Problem requirements -
Every line with the word "Sale" in it should be extracted from the data that follows.

(Dataset entries)

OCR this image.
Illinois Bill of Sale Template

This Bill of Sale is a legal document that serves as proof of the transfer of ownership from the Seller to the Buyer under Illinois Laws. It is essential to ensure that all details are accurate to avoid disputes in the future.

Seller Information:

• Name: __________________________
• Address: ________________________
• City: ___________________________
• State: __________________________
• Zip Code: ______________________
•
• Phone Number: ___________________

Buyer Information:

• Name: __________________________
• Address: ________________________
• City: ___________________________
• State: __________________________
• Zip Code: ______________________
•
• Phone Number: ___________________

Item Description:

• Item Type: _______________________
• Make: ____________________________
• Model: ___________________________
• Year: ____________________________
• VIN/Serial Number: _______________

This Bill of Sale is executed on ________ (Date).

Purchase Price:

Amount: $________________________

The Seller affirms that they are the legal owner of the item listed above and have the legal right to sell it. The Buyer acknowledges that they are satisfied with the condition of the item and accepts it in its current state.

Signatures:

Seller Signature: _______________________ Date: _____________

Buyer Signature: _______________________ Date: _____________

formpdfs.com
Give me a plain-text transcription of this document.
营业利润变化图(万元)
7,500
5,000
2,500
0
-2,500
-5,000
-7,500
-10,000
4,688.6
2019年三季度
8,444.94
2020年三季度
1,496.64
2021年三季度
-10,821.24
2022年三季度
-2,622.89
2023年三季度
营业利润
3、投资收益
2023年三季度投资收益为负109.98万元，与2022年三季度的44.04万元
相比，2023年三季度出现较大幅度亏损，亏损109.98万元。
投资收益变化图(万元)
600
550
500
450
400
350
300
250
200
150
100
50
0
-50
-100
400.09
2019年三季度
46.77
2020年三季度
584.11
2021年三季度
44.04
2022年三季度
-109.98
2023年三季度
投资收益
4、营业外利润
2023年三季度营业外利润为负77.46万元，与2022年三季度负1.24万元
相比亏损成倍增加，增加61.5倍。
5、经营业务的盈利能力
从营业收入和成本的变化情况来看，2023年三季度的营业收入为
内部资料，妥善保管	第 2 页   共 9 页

Task answer -
Illinois Bill of Sale Template
This Bill of Sale is a legal document that serves as proof of the transfer of ownership from the Seller to the Buyer under Illinois Laws. It is essential to ensure that all details are accurate to avoid disputes in the future.
This Bill of Sale is executed on ________ (Date).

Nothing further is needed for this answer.